>> BEGIN DATA SHOWN
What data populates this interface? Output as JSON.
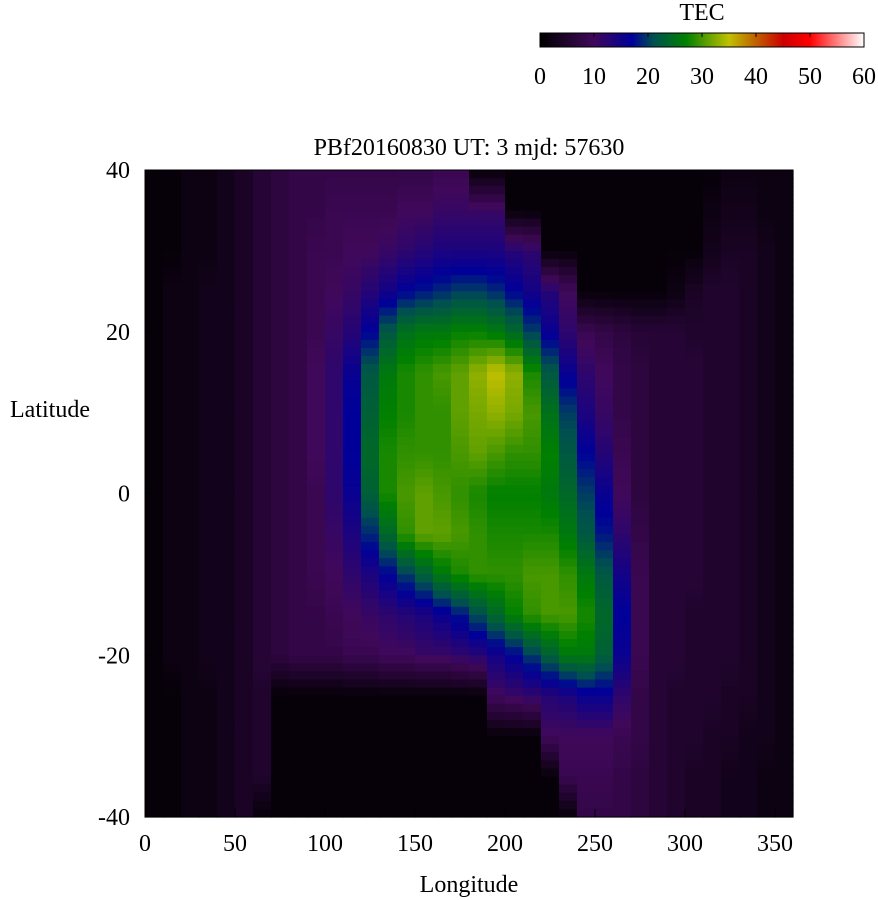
{
  "chart_data": {
    "type": "heatmap",
    "title": "PBf20160830  UT: 3  mjd: 57630",
    "xlabel": "Longitude",
    "ylabel": "Latitude",
    "xlim": [
      0,
      360
    ],
    "ylim": [
      -40,
      40
    ],
    "xticks": [
      "0",
      "50",
      "100",
      "150",
      "200",
      "250",
      "300",
      "350"
    ],
    "yticks": [
      "40",
      "20",
      "0",
      "-20",
      "-40"
    ],
    "colorbar": {
      "label": "TEC",
      "range": [
        0,
        60
      ],
      "ticks": [
        "0",
        "10",
        "20",
        "30",
        "40",
        "50",
        "60"
      ],
      "colormap": [
        {
          "v": 0,
          "color": "#000000"
        },
        {
          "v": 10,
          "color": "#40085a"
        },
        {
          "v": 17,
          "color": "#000099"
        },
        {
          "v": 21,
          "color": "#005050"
        },
        {
          "v": 27,
          "color": "#008000"
        },
        {
          "v": 35,
          "color": "#c0c000"
        },
        {
          "v": 40,
          "color": "#c06000"
        },
        {
          "v": 45,
          "color": "#cc0000"
        },
        {
          "v": 50,
          "color": "#ff0000"
        },
        {
          "v": 60,
          "color": "#ffffff"
        }
      ]
    },
    "lon_centers": [
      5,
      15,
      25,
      35,
      45,
      55,
      65,
      75,
      85,
      95,
      105,
      115,
      125,
      135,
      145,
      155,
      165,
      175,
      185,
      195,
      205,
      215,
      225,
      235,
      245,
      255,
      265,
      275,
      285,
      295,
      305,
      315,
      325,
      335,
      345,
      355
    ],
    "lat_nodes": [
      40,
      35,
      30,
      25,
      20,
      15,
      10,
      5,
      0,
      -5,
      -10,
      -15,
      -20,
      -25,
      -30,
      -35,
      -40
    ],
    "values": [
      [
        1,
        1,
        2,
        2,
        3,
        4,
        6,
        7,
        8,
        8,
        8,
        8,
        8,
        8,
        8,
        8,
        9,
        9,
        1,
        1,
        1,
        1,
        1,
        1,
        1,
        1,
        1,
        1,
        1,
        1,
        1,
        1,
        2,
        2,
        2,
        2
      ],
      [
        1,
        1,
        2,
        2,
        3,
        4,
        6,
        7,
        8,
        8,
        9,
        9,
        9,
        9,
        10,
        10,
        11,
        11,
        11,
        11,
        1,
        1,
        1,
        1,
        1,
        1,
        1,
        1,
        1,
        1,
        1,
        2,
        3,
        3,
        2,
        2
      ],
      [
        1,
        1,
        2,
        2,
        3,
        4,
        6,
        7,
        8,
        9,
        9,
        10,
        10,
        11,
        12,
        13,
        14,
        14,
        14,
        14,
        13,
        12,
        1,
        1,
        1,
        1,
        1,
        1,
        1,
        1,
        1,
        3,
        4,
        4,
        3,
        2
      ],
      [
        1,
        2,
        2,
        3,
        3,
        4,
        6,
        7,
        8,
        9,
        10,
        11,
        13,
        15,
        17,
        18,
        19,
        20,
        20,
        19,
        17,
        15,
        13,
        10,
        1,
        1,
        1,
        1,
        1,
        2,
        4,
        5,
        5,
        4,
        3,
        2
      ],
      [
        1,
        2,
        2,
        3,
        3,
        4,
        6,
        7,
        8,
        9,
        11,
        13,
        17,
        22,
        25,
        26,
        26,
        27,
        27,
        26,
        24,
        20,
        16,
        12,
        9,
        8,
        7,
        6,
        6,
        6,
        5,
        5,
        5,
        4,
        3,
        2
      ],
      [
        1,
        2,
        2,
        3,
        3,
        4,
        6,
        7,
        8,
        10,
        12,
        16,
        22,
        26,
        28,
        29,
        30,
        31,
        33,
        35,
        33,
        28,
        22,
        16,
        12,
        10,
        8,
        7,
        6,
        6,
        6,
        5,
        5,
        4,
        3,
        2
      ],
      [
        1,
        2,
        2,
        3,
        3,
        4,
        6,
        7,
        8,
        10,
        12,
        17,
        23,
        27,
        28,
        29,
        29,
        31,
        32,
        33,
        32,
        30,
        25,
        20,
        14,
        11,
        8,
        7,
        6,
        6,
        6,
        5,
        5,
        4,
        3,
        2
      ],
      [
        1,
        2,
        2,
        3,
        3,
        4,
        6,
        7,
        8,
        10,
        12,
        17,
        24,
        28,
        29,
        29,
        29,
        30,
        31,
        30,
        29,
        29,
        27,
        22,
        17,
        13,
        9,
        7,
        6,
        6,
        6,
        5,
        5,
        4,
        3,
        2
      ],
      [
        1,
        2,
        2,
        3,
        3,
        4,
        6,
        7,
        8,
        9,
        12,
        16,
        23,
        28,
        30,
        31,
        30,
        29,
        28,
        27,
        27,
        27,
        26,
        24,
        20,
        16,
        10,
        7,
        6,
        6,
        6,
        5,
        5,
        4,
        3,
        2
      ],
      [
        1,
        2,
        2,
        3,
        3,
        4,
        6,
        7,
        8,
        9,
        11,
        14,
        19,
        24,
        29,
        31,
        31,
        30,
        29,
        28,
        28,
        28,
        28,
        26,
        22,
        18,
        12,
        8,
        6,
        6,
        6,
        5,
        5,
        4,
        3,
        2
      ],
      [
        1,
        2,
        2,
        3,
        3,
        4,
        6,
        7,
        8,
        9,
        10,
        12,
        14,
        17,
        20,
        23,
        26,
        28,
        29,
        29,
        29,
        30,
        30,
        29,
        26,
        22,
        15,
        9,
        6,
        6,
        6,
        5,
        5,
        4,
        3,
        2
      ],
      [
        1,
        2,
        2,
        3,
        3,
        4,
        6,
        7,
        8,
        8,
        9,
        10,
        11,
        12,
        13,
        14,
        16,
        18,
        21,
        24,
        27,
        29,
        30,
        30,
        28,
        24,
        17,
        9,
        6,
        6,
        5,
        5,
        5,
        4,
        3,
        2
      ],
      [
        1,
        2,
        2,
        3,
        3,
        4,
        6,
        7,
        8,
        8,
        8,
        9,
        9,
        10,
        10,
        11,
        11,
        12,
        13,
        15,
        17,
        20,
        23,
        26,
        26,
        23,
        16,
        9,
        6,
        6,
        5,
        5,
        5,
        4,
        3,
        2
      ],
      [
        1,
        1,
        2,
        2,
        3,
        4,
        5,
        1,
        1,
        1,
        1,
        1,
        1,
        1,
        1,
        1,
        1,
        1,
        1,
        10,
        11,
        12,
        13,
        14,
        16,
        16,
        12,
        8,
        6,
        5,
        5,
        5,
        4,
        4,
        3,
        2
      ],
      [
        1,
        1,
        2,
        2,
        3,
        4,
        5,
        1,
        1,
        1,
        1,
        1,
        1,
        1,
        1,
        1,
        1,
        1,
        1,
        1,
        1,
        1,
        10,
        10,
        10,
        10,
        9,
        8,
        6,
        5,
        5,
        4,
        4,
        3,
        3,
        2
      ],
      [
        1,
        1,
        2,
        2,
        3,
        4,
        5,
        1,
        1,
        1,
        1,
        1,
        1,
        1,
        1,
        1,
        1,
        1,
        1,
        1,
        1,
        1,
        1,
        9,
        9,
        9,
        8,
        7,
        6,
        5,
        4,
        4,
        3,
        3,
        2,
        2
      ],
      [
        1,
        1,
        2,
        2,
        3,
        4,
        1,
        1,
        1,
        1,
        1,
        1,
        1,
        1,
        1,
        1,
        1,
        1,
        1,
        1,
        1,
        1,
        1,
        1,
        8,
        8,
        8,
        7,
        6,
        5,
        4,
        4,
        3,
        3,
        2,
        2
      ]
    ]
  }
}
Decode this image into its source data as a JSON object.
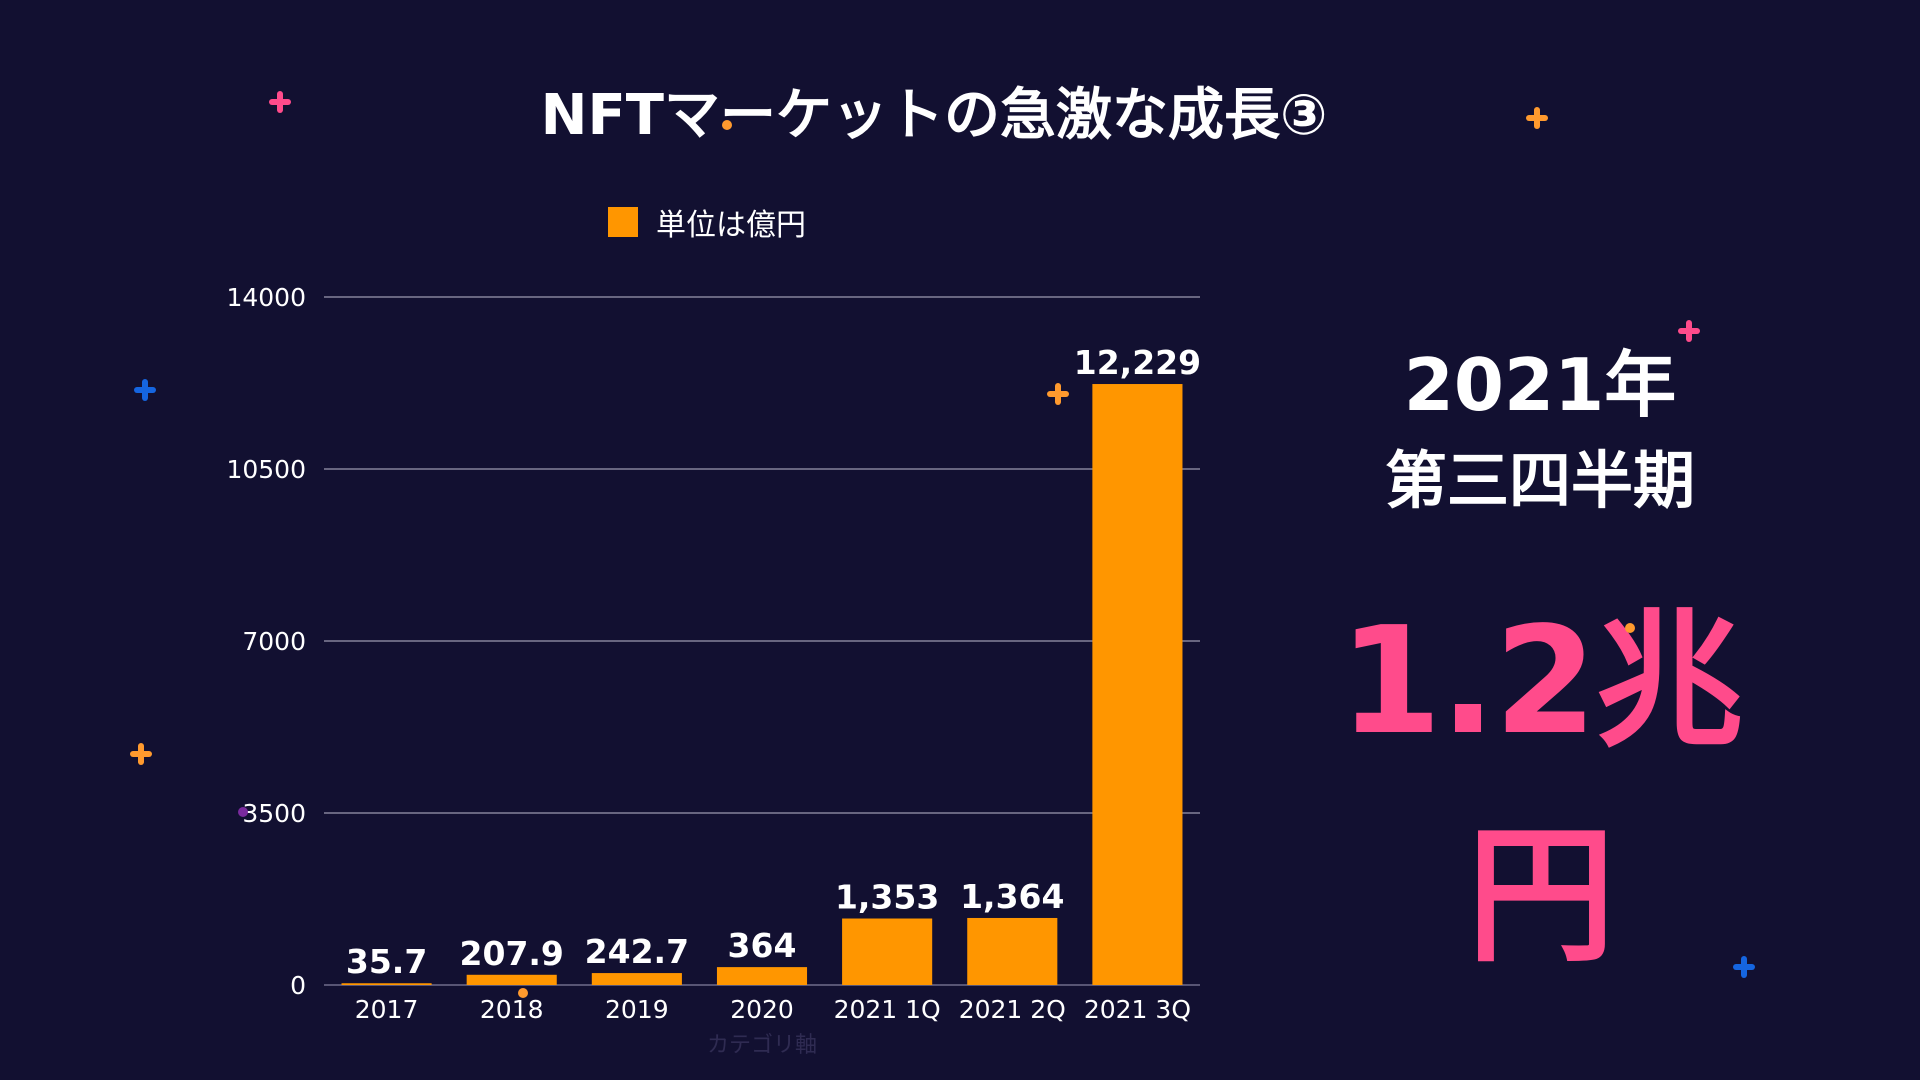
{
  "title": "NFTマーケットの急激な成長③",
  "highlight": {
    "year": "2021年",
    "quarter": "第三四半期",
    "value": "1.2兆円"
  },
  "colors": {
    "background": "#121031",
    "bar": "#ff9600",
    "accent": "#ff4b8b",
    "sparkle_pink": "#ff4b8b",
    "sparkle_orange": "#ff9a2e",
    "sparkle_blue": "#1565e0",
    "dot_purple": "#7a2a9e"
  },
  "chart_data": {
    "type": "bar",
    "title": "",
    "legend": [
      "単位は億円"
    ],
    "legend_position": "top",
    "categories": [
      "2017",
      "2018",
      "2019",
      "2020",
      "2021 1Q",
      "2021 2Q",
      "2021 3Q"
    ],
    "series": [
      {
        "name": "単位は億円",
        "values": [
          35.7,
          207.9,
          242.7,
          364,
          1353,
          1364,
          12229
        ]
      }
    ],
    "data_labels": [
      "35.7",
      "207.9",
      "242.7",
      "364",
      "1,353",
      "1,364",
      "12,229"
    ],
    "xlabel": "カテゴリ軸",
    "ylabel": "",
    "ylim": [
      0,
      14000
    ],
    "yticks": [
      0,
      3500,
      7000,
      10500,
      14000
    ],
    "ytick_labels": [
      "0",
      "3500",
      "7000",
      "10500",
      "14000"
    ],
    "grid": true
  }
}
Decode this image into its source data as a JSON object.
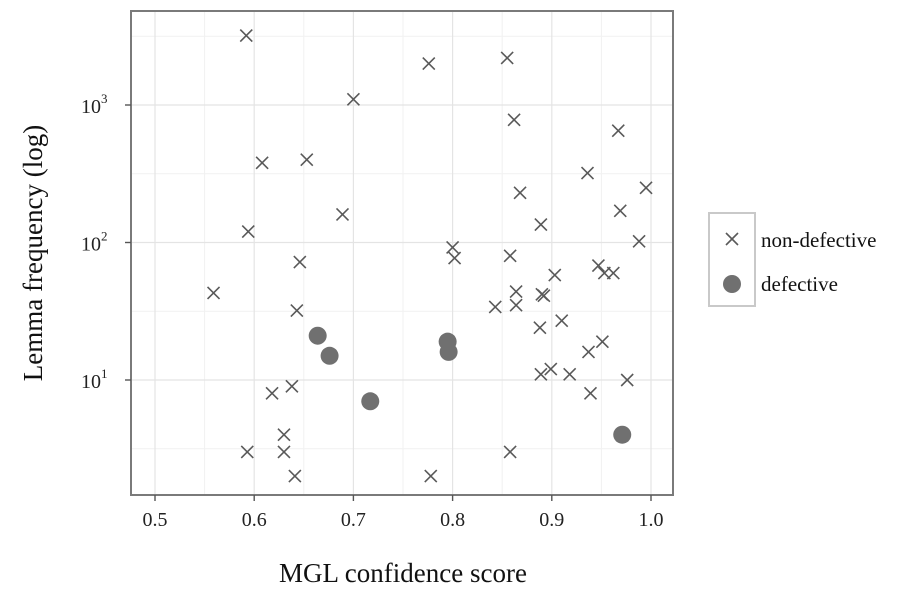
{
  "chart_data": {
    "type": "scatter",
    "title": "",
    "xlabel": "MGL confidence score",
    "ylabel": "Lemma frequency (log)",
    "xlim": [
      0.475,
      1.02
    ],
    "ylim": [
      1.6,
      4000
    ],
    "y_scale": "log",
    "grid": true,
    "legend_position": "right",
    "x_ticks": [
      {
        "value": 0.5,
        "label": "0.5"
      },
      {
        "value": 0.6,
        "label": "0.6"
      },
      {
        "value": 0.7,
        "label": "0.7"
      },
      {
        "value": 0.8,
        "label": "0.8"
      },
      {
        "value": 0.9,
        "label": "0.9"
      },
      {
        "value": 1.0,
        "label": "1.0"
      }
    ],
    "y_ticks": [
      {
        "value": 10,
        "base": "10",
        "exp": "1"
      },
      {
        "value": 100,
        "base": "10",
        "exp": "2"
      },
      {
        "value": 1000,
        "base": "10",
        "exp": "3"
      }
    ],
    "series": [
      {
        "name": "non-defective",
        "marker": "x",
        "color": "#595959",
        "points": [
          [
            0.592,
            3200
          ],
          [
            0.776,
            2000
          ],
          [
            0.855,
            2200
          ],
          [
            0.7,
            1100
          ],
          [
            0.862,
            780
          ],
          [
            0.967,
            650
          ],
          [
            0.608,
            380
          ],
          [
            0.653,
            400
          ],
          [
            0.936,
            320
          ],
          [
            0.995,
            250
          ],
          [
            0.868,
            230
          ],
          [
            0.969,
            170
          ],
          [
            0.689,
            160
          ],
          [
            0.889,
            135
          ],
          [
            0.594,
            120
          ],
          [
            0.988,
            102
          ],
          [
            0.8,
            92
          ],
          [
            0.858,
            80
          ],
          [
            0.802,
            77
          ],
          [
            0.646,
            72
          ],
          [
            0.947,
            68
          ],
          [
            0.962,
            60
          ],
          [
            0.953,
            60
          ],
          [
            0.903,
            58
          ],
          [
            0.559,
            43
          ],
          [
            0.864,
            44
          ],
          [
            0.89,
            42
          ],
          [
            0.892,
            41
          ],
          [
            0.843,
            34
          ],
          [
            0.864,
            35
          ],
          [
            0.643,
            32
          ],
          [
            0.91,
            27
          ],
          [
            0.888,
            24
          ],
          [
            0.951,
            19
          ],
          [
            0.937,
            16
          ],
          [
            0.899,
            12
          ],
          [
            0.889,
            11
          ],
          [
            0.918,
            11
          ],
          [
            0.976,
            10
          ],
          [
            0.638,
            9
          ],
          [
            0.618,
            8
          ],
          [
            0.939,
            8
          ],
          [
            0.63,
            4
          ],
          [
            0.593,
            3
          ],
          [
            0.63,
            3
          ],
          [
            0.858,
            3
          ],
          [
            0.641,
            2
          ],
          [
            0.778,
            2
          ]
        ]
      },
      {
        "name": "defective",
        "marker": "circle",
        "color": "#707070",
        "points": [
          [
            0.664,
            21
          ],
          [
            0.676,
            15
          ],
          [
            0.795,
            19
          ],
          [
            0.796,
            16
          ],
          [
            0.717,
            7
          ],
          [
            0.971,
            4
          ]
        ]
      }
    ]
  },
  "legend": {
    "items": [
      {
        "label": "non-defective"
      },
      {
        "label": "defective"
      }
    ]
  }
}
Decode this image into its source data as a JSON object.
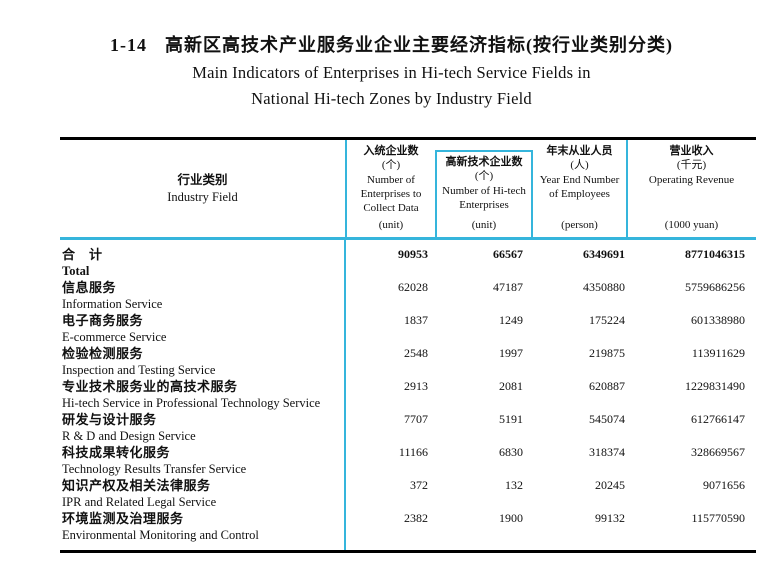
{
  "title": {
    "number": "1-14",
    "zh": "高新区高技术产业服务业企业主要经济指标(按行业类别分类)",
    "en_line1": "Main Indicators of Enterprises in Hi-tech Service Fields in",
    "en_line2": "National Hi-tech Zones by Industry Field"
  },
  "table": {
    "accent_color": "#35b5dc",
    "row_header": {
      "zh": "行业类别",
      "en": "Industry Field"
    },
    "columns": [
      {
        "zh": "入统企业数",
        "zh_unit": "(个)",
        "en": "Number of Enterprises to Collect Data",
        "unit": "(unit)"
      },
      {
        "zh": "高新技术企业数",
        "zh_unit": "(个)",
        "en": "Number of Hi-tech Enterprises",
        "unit": "(unit)"
      },
      {
        "zh": "年末从业人员",
        "zh_unit": "(人)",
        "en": "Year End Number of Employees",
        "unit": "(person)"
      },
      {
        "zh": "营业收入",
        "zh_unit": "(千元)",
        "en": "Operating Revenue",
        "unit": "(1000 yuan)"
      }
    ],
    "rows": [
      {
        "zh": "合　计",
        "en": "Total",
        "values": [
          "90953",
          "66567",
          "6349691",
          "8771046315"
        ]
      },
      {
        "zh": "信息服务",
        "en": "Information Service",
        "values": [
          "62028",
          "47187",
          "4350880",
          "5759686256"
        ]
      },
      {
        "zh": "电子商务服务",
        "en": "E-commerce Service",
        "values": [
          "1837",
          "1249",
          "175224",
          "601338980"
        ]
      },
      {
        "zh": "检验检测服务",
        "en": "Inspection and Testing Service",
        "values": [
          "2548",
          "1997",
          "219875",
          "113911629"
        ]
      },
      {
        "zh": "专业技术服务业的高技术服务",
        "en": "Hi-tech Service in Professional Technology Service",
        "values": [
          "2913",
          "2081",
          "620887",
          "1229831490"
        ]
      },
      {
        "zh": "研发与设计服务",
        "en": "R & D and Design Service",
        "values": [
          "7707",
          "5191",
          "545074",
          "612766147"
        ]
      },
      {
        "zh": "科技成果转化服务",
        "en": "Technology Results Transfer Service",
        "values": [
          "11166",
          "6830",
          "318374",
          "328669567"
        ]
      },
      {
        "zh": "知识产权及相关法律服务",
        "en": "IPR and Related Legal Service",
        "values": [
          "372",
          "132",
          "20245",
          "9071656"
        ]
      },
      {
        "zh": "环境监测及治理服务",
        "en": "Environmental Monitoring and Control",
        "values": [
          "2382",
          "1900",
          "99132",
          "115770590"
        ]
      }
    ]
  }
}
>> END DATA SHOWN
Extract all lines that hold the word "title".

ANSWER TO THE TASK |
    "title": "PBf20160830  UT: 3  mjd: 57630",
  "title": "NFTマーケットの急激な成長③",
    "title": "",
    "title": "",
  "title": {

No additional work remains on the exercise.